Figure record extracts
_ _ _ _ _

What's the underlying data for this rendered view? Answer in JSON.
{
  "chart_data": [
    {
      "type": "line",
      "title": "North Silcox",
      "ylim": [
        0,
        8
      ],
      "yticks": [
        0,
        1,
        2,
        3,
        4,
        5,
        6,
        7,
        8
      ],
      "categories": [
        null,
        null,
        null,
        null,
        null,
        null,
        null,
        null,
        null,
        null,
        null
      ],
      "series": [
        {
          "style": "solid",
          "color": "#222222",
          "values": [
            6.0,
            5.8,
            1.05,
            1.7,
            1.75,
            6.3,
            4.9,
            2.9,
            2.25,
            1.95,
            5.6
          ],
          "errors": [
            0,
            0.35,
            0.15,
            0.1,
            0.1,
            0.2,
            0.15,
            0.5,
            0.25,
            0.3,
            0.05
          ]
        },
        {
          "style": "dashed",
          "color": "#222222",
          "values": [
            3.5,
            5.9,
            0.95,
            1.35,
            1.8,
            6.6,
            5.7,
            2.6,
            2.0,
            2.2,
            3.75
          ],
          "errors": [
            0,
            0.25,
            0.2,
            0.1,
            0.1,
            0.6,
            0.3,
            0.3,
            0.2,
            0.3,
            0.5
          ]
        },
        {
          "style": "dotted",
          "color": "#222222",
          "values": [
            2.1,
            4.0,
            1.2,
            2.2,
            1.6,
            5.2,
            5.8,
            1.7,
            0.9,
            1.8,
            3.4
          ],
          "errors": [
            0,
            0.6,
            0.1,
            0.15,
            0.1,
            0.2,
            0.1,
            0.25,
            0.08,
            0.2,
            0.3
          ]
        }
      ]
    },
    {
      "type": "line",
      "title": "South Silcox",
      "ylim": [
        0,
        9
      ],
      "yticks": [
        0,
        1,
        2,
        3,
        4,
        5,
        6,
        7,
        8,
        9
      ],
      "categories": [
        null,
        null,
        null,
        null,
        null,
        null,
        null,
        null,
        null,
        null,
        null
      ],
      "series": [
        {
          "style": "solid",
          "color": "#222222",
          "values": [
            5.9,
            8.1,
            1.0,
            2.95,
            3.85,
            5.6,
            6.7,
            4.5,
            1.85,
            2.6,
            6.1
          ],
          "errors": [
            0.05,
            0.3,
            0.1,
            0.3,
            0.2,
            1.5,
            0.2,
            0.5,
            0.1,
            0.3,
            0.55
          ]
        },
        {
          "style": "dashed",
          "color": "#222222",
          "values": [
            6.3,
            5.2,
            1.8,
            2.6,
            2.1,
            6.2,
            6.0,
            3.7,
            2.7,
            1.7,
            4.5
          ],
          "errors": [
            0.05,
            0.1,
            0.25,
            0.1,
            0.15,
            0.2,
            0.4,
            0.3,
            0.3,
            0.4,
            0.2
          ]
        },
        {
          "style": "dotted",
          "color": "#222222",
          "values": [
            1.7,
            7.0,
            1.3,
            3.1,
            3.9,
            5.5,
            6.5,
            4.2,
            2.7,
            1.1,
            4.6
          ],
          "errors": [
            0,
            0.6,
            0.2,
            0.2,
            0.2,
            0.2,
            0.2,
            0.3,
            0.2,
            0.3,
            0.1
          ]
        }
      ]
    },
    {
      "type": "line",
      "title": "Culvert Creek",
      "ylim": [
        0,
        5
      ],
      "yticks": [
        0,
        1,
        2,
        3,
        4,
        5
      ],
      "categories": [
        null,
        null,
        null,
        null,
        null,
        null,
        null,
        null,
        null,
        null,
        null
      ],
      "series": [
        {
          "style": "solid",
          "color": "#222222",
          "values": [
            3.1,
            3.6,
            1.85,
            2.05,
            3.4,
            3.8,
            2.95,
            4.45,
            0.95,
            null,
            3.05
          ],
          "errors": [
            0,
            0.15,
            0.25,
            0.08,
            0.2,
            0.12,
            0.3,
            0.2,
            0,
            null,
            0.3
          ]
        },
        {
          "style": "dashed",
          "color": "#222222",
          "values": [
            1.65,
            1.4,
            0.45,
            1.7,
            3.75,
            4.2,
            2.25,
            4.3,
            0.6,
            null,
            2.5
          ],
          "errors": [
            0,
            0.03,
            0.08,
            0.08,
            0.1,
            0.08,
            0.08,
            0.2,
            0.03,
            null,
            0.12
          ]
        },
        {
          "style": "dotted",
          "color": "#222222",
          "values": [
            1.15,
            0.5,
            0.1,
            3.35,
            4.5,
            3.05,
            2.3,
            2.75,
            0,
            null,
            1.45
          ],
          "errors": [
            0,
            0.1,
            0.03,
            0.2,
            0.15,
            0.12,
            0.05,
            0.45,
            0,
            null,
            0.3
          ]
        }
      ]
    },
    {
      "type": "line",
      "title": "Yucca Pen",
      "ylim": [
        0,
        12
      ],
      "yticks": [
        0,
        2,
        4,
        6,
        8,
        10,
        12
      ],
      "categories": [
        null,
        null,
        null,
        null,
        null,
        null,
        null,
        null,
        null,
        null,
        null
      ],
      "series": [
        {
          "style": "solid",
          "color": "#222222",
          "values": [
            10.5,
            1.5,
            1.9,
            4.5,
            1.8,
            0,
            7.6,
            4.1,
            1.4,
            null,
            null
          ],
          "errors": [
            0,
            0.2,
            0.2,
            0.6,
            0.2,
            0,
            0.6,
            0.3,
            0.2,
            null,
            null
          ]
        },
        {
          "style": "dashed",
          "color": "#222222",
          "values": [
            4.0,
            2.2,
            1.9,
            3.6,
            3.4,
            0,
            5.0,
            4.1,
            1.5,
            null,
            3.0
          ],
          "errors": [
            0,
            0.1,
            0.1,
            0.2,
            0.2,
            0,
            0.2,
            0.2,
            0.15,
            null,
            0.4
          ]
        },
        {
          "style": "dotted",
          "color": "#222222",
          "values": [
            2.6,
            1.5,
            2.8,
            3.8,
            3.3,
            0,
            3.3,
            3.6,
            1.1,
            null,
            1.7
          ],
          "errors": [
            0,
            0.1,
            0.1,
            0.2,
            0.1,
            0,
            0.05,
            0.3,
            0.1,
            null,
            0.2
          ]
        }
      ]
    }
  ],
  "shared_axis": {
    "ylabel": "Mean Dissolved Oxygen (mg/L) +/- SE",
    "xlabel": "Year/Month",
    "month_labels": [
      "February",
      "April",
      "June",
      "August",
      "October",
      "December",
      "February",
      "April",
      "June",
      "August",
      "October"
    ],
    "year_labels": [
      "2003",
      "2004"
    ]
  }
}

_ _ _ _ _

■ Stated task ■
Transcribe each entry precisely, missing none.

■ Full answer ■
What's the underlying data for this rendered view? Answer in JSON.
{
  "chart_data": [
    {
      "type": "line",
      "title": "North Silcox",
      "ylim": [
        0,
        8
      ],
      "yticks": [
        0,
        1,
        2,
        3,
        4,
        5,
        6,
        7,
        8
      ],
      "categories": [
        null,
        null,
        null,
        null,
        null,
        null,
        null,
        null,
        null,
        null,
        null
      ],
      "series": [
        {
          "style": "solid",
          "color": "#222222",
          "values": [
            6.0,
            5.8,
            1.05,
            1.7,
            1.75,
            6.3,
            4.9,
            2.9,
            2.25,
            1.95,
            5.6
          ],
          "errors": [
            0,
            0.35,
            0.15,
            0.1,
            0.1,
            0.2,
            0.15,
            0.5,
            0.25,
            0.3,
            0.05
          ]
        },
        {
          "style": "dashed",
          "color": "#222222",
          "values": [
            3.5,
            5.9,
            0.95,
            1.35,
            1.8,
            6.6,
            5.7,
            2.6,
            2.0,
            2.2,
            3.75
          ],
          "errors": [
            0,
            0.25,
            0.2,
            0.1,
            0.1,
            0.6,
            0.3,
            0.3,
            0.2,
            0.3,
            0.5
          ]
        },
        {
          "style": "dotted",
          "color": "#222222",
          "values": [
            2.1,
            4.0,
            1.2,
            2.2,
            1.6,
            5.2,
            5.8,
            1.7,
            0.9,
            1.8,
            3.4
          ],
          "errors": [
            0,
            0.6,
            0.1,
            0.15,
            0.1,
            0.2,
            0.1,
            0.25,
            0.08,
            0.2,
            0.3
          ]
        }
      ]
    },
    {
      "type": "line",
      "title": "South Silcox",
      "ylim": [
        0,
        9
      ],
      "yticks": [
        0,
        1,
        2,
        3,
        4,
        5,
        6,
        7,
        8,
        9
      ],
      "categories": [
        null,
        null,
        null,
        null,
        null,
        null,
        null,
        null,
        null,
        null,
        null
      ],
      "series": [
        {
          "style": "solid",
          "color": "#222222",
          "values": [
            5.9,
            8.1,
            1.0,
            2.95,
            3.85,
            5.6,
            6.7,
            4.5,
            1.85,
            2.6,
            6.1
          ],
          "errors": [
            0.05,
            0.3,
            0.1,
            0.3,
            0.2,
            1.5,
            0.2,
            0.5,
            0.1,
            0.3,
            0.55
          ]
        },
        {
          "style": "dashed",
          "color": "#222222",
          "values": [
            6.3,
            5.2,
            1.8,
            2.6,
            2.1,
            6.2,
            6.0,
            3.7,
            2.7,
            1.7,
            4.5
          ],
          "errors": [
            0.05,
            0.1,
            0.25,
            0.1,
            0.15,
            0.2,
            0.4,
            0.3,
            0.3,
            0.4,
            0.2
          ]
        },
        {
          "style": "dotted",
          "color": "#222222",
          "values": [
            1.7,
            7.0,
            1.3,
            3.1,
            3.9,
            5.5,
            6.5,
            4.2,
            2.7,
            1.1,
            4.6
          ],
          "errors": [
            0,
            0.6,
            0.2,
            0.2,
            0.2,
            0.2,
            0.2,
            0.3,
            0.2,
            0.3,
            0.1
          ]
        }
      ]
    },
    {
      "type": "line",
      "title": "Culvert Creek",
      "ylim": [
        0,
        5
      ],
      "yticks": [
        0,
        1,
        2,
        3,
        4,
        5
      ],
      "categories": [
        null,
        null,
        null,
        null,
        null,
        null,
        null,
        null,
        null,
        null,
        null
      ],
      "series": [
        {
          "style": "solid",
          "color": "#222222",
          "values": [
            3.1,
            3.6,
            1.85,
            2.05,
            3.4,
            3.8,
            2.95,
            4.45,
            0.95,
            null,
            3.05
          ],
          "errors": [
            0,
            0.15,
            0.25,
            0.08,
            0.2,
            0.12,
            0.3,
            0.2,
            0,
            null,
            0.3
          ]
        },
        {
          "style": "dashed",
          "color": "#222222",
          "values": [
            1.65,
            1.4,
            0.45,
            1.7,
            3.75,
            4.2,
            2.25,
            4.3,
            0.6,
            null,
            2.5
          ],
          "errors": [
            0,
            0.03,
            0.08,
            0.08,
            0.1,
            0.08,
            0.08,
            0.2,
            0.03,
            null,
            0.12
          ]
        },
        {
          "style": "dotted",
          "color": "#222222",
          "values": [
            1.15,
            0.5,
            0.1,
            3.35,
            4.5,
            3.05,
            2.3,
            2.75,
            0,
            null,
            1.45
          ],
          "errors": [
            0,
            0.1,
            0.03,
            0.2,
            0.15,
            0.12,
            0.05,
            0.45,
            0,
            null,
            0.3
          ]
        }
      ]
    },
    {
      "type": "line",
      "title": "Yucca Pen",
      "ylim": [
        0,
        12
      ],
      "yticks": [
        0,
        2,
        4,
        6,
        8,
        10,
        12
      ],
      "categories": [
        null,
        null,
        null,
        null,
        null,
        null,
        null,
        null,
        null,
        null,
        null
      ],
      "series": [
        {
          "style": "solid",
          "color": "#222222",
          "values": [
            10.5,
            1.5,
            1.9,
            4.5,
            1.8,
            0,
            7.6,
            4.1,
            1.4,
            null,
            null
          ],
          "errors": [
            0,
            0.2,
            0.2,
            0.6,
            0.2,
            0,
            0.6,
            0.3,
            0.2,
            null,
            null
          ]
        },
        {
          "style": "dashed",
          "color": "#222222",
          "values": [
            4.0,
            2.2,
            1.9,
            3.6,
            3.4,
            0,
            5.0,
            4.1,
            1.5,
            null,
            3.0
          ],
          "errors": [
            0,
            0.1,
            0.1,
            0.2,
            0.2,
            0,
            0.2,
            0.2,
            0.15,
            null,
            0.4
          ]
        },
        {
          "style": "dotted",
          "color": "#222222",
          "values": [
            2.6,
            1.5,
            2.8,
            3.8,
            3.3,
            0,
            3.3,
            3.6,
            1.1,
            null,
            1.7
          ],
          "errors": [
            0,
            0.1,
            0.1,
            0.2,
            0.1,
            0,
            0.05,
            0.3,
            0.1,
            null,
            0.2
          ]
        }
      ]
    }
  ],
  "shared_axis": {
    "ylabel": "Mean Dissolved Oxygen (mg/L) +/- SE",
    "xlabel": "Year/Month",
    "month_labels": [
      "February",
      "April",
      "June",
      "August",
      "October",
      "December",
      "February",
      "April",
      "June",
      "August",
      "October"
    ],
    "year_labels": [
      "2003",
      "2004"
    ]
  }
}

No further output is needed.